▶ Aim
In the data below, begin at the line that has "chevron-right-icon [471,721,482,739]" and stop after the line that has "office-photo-image [63,87,443,356]". Rewrite only those lines, changing "divider" to "separator" and leaving everything else the same.

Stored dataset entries
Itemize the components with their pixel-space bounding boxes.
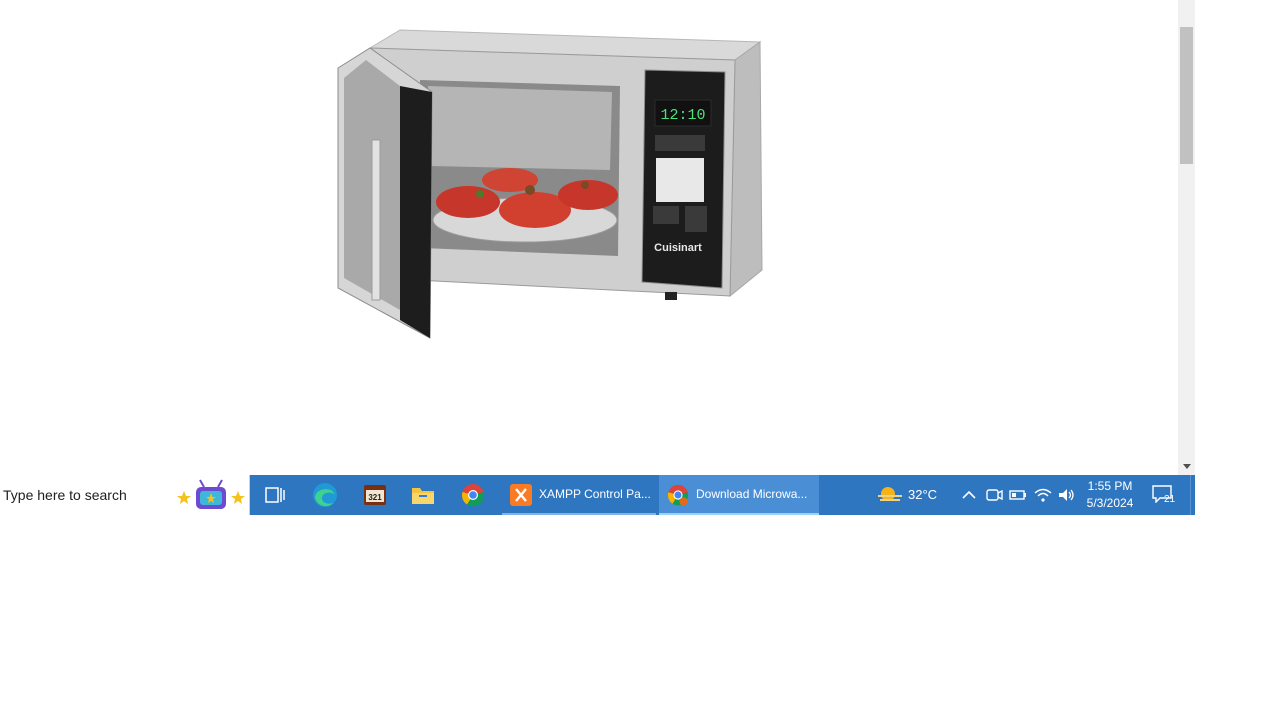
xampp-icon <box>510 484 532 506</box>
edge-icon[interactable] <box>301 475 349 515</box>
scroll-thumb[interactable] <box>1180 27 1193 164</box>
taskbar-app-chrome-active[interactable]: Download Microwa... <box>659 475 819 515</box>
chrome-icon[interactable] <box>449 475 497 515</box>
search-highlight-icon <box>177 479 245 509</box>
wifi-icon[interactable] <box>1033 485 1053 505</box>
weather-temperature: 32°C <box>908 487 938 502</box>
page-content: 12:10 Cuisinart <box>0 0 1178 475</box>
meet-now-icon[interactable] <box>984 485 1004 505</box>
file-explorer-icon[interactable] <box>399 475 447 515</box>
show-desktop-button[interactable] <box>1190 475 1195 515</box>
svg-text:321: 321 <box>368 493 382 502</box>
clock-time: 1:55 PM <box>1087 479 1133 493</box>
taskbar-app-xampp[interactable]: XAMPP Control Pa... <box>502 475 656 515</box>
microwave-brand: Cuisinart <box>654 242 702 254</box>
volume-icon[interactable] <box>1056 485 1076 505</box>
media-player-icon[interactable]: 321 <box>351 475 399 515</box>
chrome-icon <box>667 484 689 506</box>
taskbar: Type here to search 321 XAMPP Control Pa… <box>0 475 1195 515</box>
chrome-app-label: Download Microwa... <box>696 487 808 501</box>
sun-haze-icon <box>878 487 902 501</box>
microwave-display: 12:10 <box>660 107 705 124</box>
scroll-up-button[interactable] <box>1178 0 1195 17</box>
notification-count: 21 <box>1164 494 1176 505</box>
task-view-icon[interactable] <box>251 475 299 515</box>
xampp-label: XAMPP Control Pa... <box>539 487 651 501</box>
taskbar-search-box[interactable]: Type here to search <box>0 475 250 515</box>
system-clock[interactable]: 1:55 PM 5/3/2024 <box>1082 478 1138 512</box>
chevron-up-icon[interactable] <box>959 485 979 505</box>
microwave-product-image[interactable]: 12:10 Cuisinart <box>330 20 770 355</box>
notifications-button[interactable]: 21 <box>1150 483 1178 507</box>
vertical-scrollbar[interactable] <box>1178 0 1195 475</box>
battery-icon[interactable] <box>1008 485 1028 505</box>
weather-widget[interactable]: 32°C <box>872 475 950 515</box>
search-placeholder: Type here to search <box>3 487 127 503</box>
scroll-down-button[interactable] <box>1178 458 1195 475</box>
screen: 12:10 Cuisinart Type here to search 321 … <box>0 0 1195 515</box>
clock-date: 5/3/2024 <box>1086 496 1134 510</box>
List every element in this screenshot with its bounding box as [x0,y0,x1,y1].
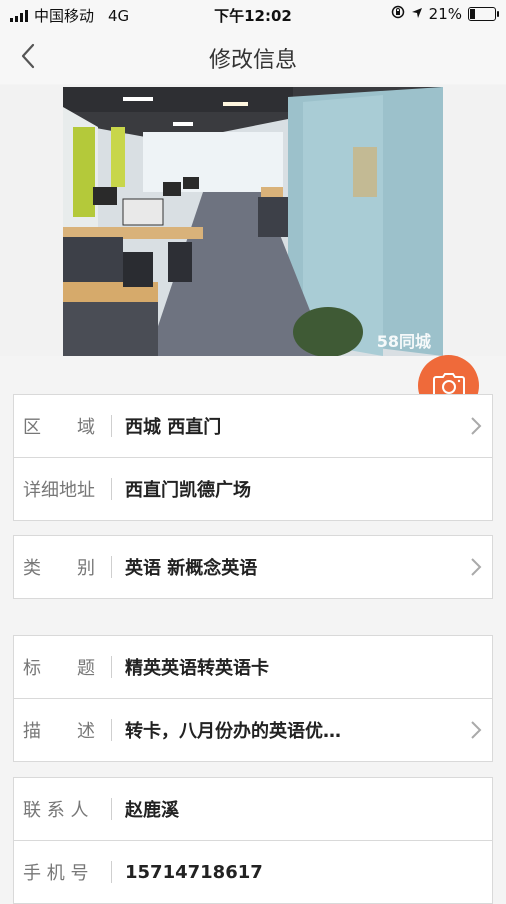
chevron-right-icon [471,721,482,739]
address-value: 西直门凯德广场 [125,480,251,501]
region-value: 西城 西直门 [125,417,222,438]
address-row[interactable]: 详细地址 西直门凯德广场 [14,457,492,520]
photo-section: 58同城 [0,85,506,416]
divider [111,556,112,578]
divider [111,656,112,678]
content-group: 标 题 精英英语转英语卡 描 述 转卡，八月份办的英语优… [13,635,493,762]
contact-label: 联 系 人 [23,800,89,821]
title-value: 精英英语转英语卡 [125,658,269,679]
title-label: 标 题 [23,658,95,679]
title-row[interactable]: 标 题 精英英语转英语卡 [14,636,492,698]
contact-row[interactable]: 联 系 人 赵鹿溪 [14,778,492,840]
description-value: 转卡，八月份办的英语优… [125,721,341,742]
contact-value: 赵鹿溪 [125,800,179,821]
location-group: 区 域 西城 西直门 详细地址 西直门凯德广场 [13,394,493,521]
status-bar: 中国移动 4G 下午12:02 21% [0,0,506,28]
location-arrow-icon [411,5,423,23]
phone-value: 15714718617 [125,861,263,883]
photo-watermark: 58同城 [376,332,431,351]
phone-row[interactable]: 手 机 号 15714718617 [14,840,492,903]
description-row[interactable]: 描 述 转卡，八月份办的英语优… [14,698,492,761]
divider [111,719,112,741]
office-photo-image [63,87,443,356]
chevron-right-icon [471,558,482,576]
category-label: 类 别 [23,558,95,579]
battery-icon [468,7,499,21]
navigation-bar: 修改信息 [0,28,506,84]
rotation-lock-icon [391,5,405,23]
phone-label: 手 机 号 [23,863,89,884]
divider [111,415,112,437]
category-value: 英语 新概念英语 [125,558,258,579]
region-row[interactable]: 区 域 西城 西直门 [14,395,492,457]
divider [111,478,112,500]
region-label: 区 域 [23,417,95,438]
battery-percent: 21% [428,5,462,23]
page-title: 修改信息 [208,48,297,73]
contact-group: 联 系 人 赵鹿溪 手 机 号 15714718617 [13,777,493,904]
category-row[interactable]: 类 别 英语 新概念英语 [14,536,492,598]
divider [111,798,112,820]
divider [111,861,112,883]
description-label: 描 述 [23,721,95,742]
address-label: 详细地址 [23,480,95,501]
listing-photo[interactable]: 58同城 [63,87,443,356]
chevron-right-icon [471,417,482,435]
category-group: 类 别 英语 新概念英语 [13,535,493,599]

---

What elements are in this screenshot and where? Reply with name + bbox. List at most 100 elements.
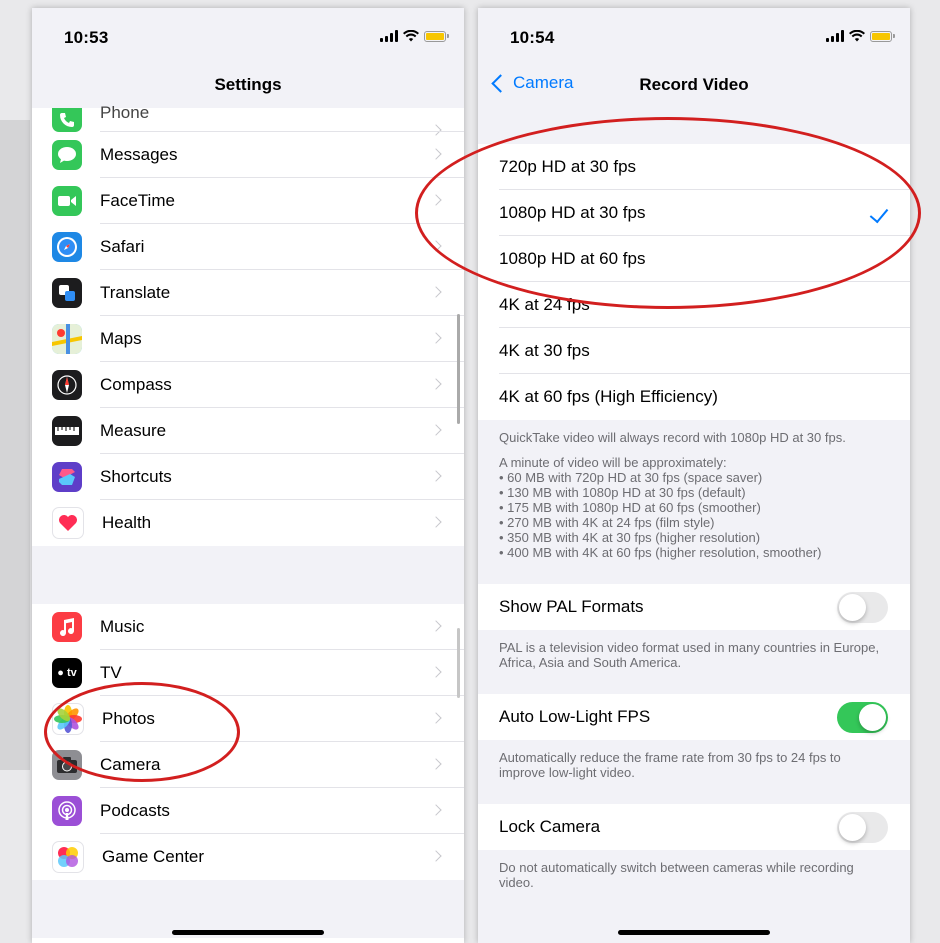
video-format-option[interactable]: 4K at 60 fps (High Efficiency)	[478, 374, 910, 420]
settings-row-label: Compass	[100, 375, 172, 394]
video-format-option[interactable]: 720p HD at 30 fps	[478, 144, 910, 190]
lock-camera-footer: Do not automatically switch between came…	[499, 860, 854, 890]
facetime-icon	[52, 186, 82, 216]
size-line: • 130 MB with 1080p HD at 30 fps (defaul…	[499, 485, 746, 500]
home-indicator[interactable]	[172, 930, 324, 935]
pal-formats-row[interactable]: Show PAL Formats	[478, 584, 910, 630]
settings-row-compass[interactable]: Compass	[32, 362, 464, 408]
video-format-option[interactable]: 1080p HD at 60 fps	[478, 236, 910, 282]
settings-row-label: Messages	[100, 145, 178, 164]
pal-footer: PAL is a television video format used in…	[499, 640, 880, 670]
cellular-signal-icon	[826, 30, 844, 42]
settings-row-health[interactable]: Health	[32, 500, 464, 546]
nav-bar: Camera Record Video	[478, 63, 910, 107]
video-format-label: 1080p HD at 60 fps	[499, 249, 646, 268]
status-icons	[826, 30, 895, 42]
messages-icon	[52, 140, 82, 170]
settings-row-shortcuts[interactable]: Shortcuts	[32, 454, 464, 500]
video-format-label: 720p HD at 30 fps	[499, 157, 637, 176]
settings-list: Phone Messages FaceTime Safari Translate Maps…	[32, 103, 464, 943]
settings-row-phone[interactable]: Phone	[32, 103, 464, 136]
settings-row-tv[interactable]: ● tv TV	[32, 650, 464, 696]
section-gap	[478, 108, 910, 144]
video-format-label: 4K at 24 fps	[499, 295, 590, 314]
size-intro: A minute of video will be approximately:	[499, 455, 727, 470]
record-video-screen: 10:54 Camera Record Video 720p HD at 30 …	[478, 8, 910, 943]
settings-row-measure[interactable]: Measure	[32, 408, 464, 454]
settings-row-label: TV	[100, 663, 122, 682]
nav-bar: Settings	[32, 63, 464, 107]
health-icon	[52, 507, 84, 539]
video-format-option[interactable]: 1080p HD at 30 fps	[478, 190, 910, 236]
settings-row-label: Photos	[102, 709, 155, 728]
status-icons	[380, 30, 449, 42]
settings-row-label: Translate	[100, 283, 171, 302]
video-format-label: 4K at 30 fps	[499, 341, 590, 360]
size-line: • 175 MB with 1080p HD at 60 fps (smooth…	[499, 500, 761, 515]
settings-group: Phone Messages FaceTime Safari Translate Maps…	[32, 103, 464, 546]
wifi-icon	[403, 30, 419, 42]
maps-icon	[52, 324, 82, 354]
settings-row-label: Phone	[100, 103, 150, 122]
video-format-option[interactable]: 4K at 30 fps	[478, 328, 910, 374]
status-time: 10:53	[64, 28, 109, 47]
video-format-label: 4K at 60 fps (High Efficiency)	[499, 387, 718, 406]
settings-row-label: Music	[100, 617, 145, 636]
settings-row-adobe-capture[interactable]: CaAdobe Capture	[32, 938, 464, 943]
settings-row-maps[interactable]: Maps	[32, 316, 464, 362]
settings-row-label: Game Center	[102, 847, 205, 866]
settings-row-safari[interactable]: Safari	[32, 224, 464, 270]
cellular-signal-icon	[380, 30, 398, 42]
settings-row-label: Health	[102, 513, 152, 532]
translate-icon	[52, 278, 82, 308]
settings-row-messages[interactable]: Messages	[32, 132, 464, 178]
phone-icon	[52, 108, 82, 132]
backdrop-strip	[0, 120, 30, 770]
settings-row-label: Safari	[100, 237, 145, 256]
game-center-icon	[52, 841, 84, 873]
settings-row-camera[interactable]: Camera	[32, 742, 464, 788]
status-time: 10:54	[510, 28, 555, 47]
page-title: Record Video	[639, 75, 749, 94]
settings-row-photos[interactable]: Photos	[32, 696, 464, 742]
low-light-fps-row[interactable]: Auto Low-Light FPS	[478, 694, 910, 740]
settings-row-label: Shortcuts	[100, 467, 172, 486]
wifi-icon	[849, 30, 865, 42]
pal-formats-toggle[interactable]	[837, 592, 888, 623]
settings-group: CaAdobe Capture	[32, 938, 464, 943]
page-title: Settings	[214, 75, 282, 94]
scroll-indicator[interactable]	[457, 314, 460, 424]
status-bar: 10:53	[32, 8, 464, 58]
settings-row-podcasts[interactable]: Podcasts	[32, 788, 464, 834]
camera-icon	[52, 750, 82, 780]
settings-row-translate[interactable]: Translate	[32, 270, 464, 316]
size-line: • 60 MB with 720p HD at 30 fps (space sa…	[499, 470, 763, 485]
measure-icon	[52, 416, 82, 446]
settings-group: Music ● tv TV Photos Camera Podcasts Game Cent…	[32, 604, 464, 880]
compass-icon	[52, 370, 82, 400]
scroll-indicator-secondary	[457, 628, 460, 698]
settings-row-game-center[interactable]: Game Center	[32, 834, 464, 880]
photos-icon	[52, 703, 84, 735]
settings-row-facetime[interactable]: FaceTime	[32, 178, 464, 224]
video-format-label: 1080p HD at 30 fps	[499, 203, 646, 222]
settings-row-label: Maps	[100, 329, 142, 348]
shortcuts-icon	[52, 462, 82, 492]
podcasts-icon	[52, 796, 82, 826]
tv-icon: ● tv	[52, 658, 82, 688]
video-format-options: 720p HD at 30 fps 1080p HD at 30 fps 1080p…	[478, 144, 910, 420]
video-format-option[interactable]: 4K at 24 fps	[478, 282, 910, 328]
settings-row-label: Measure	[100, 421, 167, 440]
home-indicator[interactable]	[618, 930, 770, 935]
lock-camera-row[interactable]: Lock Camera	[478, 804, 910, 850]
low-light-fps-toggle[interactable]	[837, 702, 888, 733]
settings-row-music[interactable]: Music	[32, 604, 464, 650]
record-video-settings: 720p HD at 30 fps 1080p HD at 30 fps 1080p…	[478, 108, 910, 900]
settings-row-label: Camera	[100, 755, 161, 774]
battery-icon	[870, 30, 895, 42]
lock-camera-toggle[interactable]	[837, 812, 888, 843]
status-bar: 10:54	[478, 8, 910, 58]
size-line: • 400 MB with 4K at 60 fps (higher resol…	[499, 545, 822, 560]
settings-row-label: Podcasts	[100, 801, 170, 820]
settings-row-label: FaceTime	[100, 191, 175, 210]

▶ Reply
chevron-right-icon [471,721,482,739]
address-value: 西直门凯德广场 [125,480,251,501]
region-value: 西城 西直门 [125,417,222,438]
address-row[interactable]: 详细地址 西直门凯德广场 [14,457,492,520]
photo-section: 58同城 [0,85,506,416]
separator [111,556,112,578]
separator [111,656,112,678]
content-group: 标 题 精英英语转英语卡 描 述 转卡，八月份办的英语优… [13,635,493,762]
contact-label: 联 系 人 [23,800,89,821]
title-value: 精英英语转英语卡 [125,658,269,679]
title-label: 标 题 [23,658,95,679]
title-row[interactable]: 标 题 精英英语转英语卡 [14,636,492,698]
contact-row[interactable]: 联 系 人 赵鹿溪 [14,778,492,840]
description-value: 转卡，八月份办的英语优… [125,721,341,742]
contact-value: 赵鹿溪 [125,800,179,821]
location-group: 区 域 西城 西直门 详细地址 西直门凯德广场 [13,394,493,521]
status-bar: 中国移动 4G 下午12:02 21% [0,0,506,28]
location-arrow-icon [411,5,423,23]
phone-value: 15714718617 [125,861,263,883]
photo-watermark: 58同城 [376,332,431,351]
phone-row[interactable]: 手 机 号 15714718617 [14,840,492,903]
description-row[interactable]: 描 述 转卡，八月份办的英语优… [14,698,492,761]
separator [111,719,112,741]
office-photo-image [63,87,443,356]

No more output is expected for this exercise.